| DIRECTIONS FOR THIS TASK |
Gather all lines in the data that hold the string "آهيون".

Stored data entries
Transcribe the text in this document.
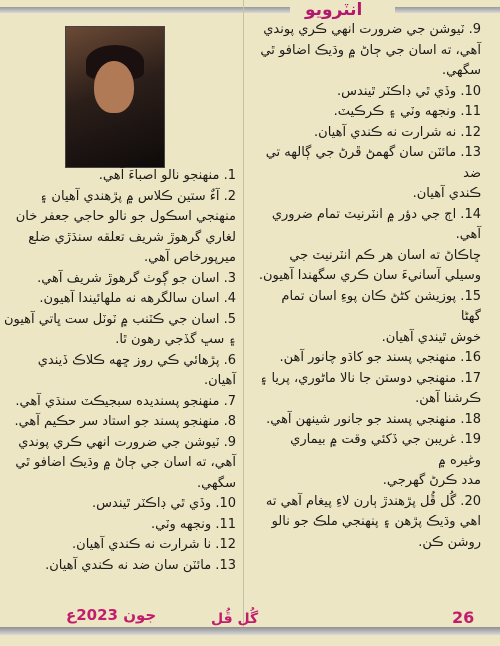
انٽرويو

9. ٽيوشن جي ضرورت انهي ڪري پوندي

آهي، ته اسان جي ڄاڻ ۾ وڌيڪ اضافو ٿي

سگهي.

10. وڏي ٿي ڊاڪٽر ٿيندس.

11. ونجهه وٽي ۽ ڪرڪيٽ.

12. نه شرارت نه ڪندي آهيان.

13. مائٽن سان گهمڻ ڦرڻ جي ڳالهه تي ضد

ڪندي آهيان.

14. اڄ جي دؤر ۾ انٽرنيٽ تمام ضروري آهي.

ڇاڪاڻ ته اسان هر ڪم انٽرنيٽ جي

وسيلي آسانيءَ سان ڪري سگهندا آهيون.

15. پوزيشن کڻڻ ڪان پوءِ اسان تمام گهڻا

خوش ٿيندي آهيان.

16. منهنجي پسند جو کاڌو چانور آهن.

17. منهنجي دوستن جا نالا ماڻوري، پريا ۽

ڪرشنا آهن.

18. منهنجي پسند جو جانور شينهن آهي.

19. غريبن جي ڏکئي وقت ۾ بيماري وغيره ۾

مدد ڪرڻ گهرجي.

20. گُل ڦُل پڙهندڙ ٻارن لاءِ پيغام آهي ته

اهي وڌيڪ پڙهن ۽ پنهنجي ملڪ جو نالو

روشن ڪن.

1. منهنجو نالو اصباءَ آهي.

2. آءٌ ستين ڪلاس ۾ پڙهندي آهيان ۽

منهنجي اسڪول جو نالو حاجي جعفر خان

لغاري گرهوڙ شريف تعلقه سنڌڙي ضلع

ميرپورخاص آهي.

3. اسان جو ڳوٺ گرهوڙ شريف آهي.

4. اسان سالگرهه نه ملهائيندا آهيون.

5. اسان جي ڪٽنب ۾ ٽوٽل ست ڀاتي آهيون

۽ سڀ گڏجي رهون ٿا.

6. پڙهائي ڪي روز ڇهه ڪلاڪ ڏيندي

آهيان.

7. منهنجو پسنديده سبجيڪٽ سنڌي آهي.

8. منهنجو پسند جو استاد سر حڪيم آهي.

9. ٽيوشن جي ضرورت انهي ڪري پوندي

آهي، ته اسان جي ڄاڻ ۾ وڌيڪ اضافو ٿي

سگهي.

10. وڏي ٿي ڊاڪٽر ٿيندس.

11. ونجهه وٽي.

12. نا شرارت نه ڪندي آهيان.

13. مائٽن سان ضد نه ڪندي آهيان.

26
گُل ڦُل
جون 2023ع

| SOLUTION FOR THIS EXERCISE |
وسيلي آسانيءَ سان ڪري سگهندا آهيون.
4. اسان سالگرهه نه ملهائيندا آهيون.
5. اسان جي ڪٽنب ۾ ٽوٽل ست ڀاتي آهيون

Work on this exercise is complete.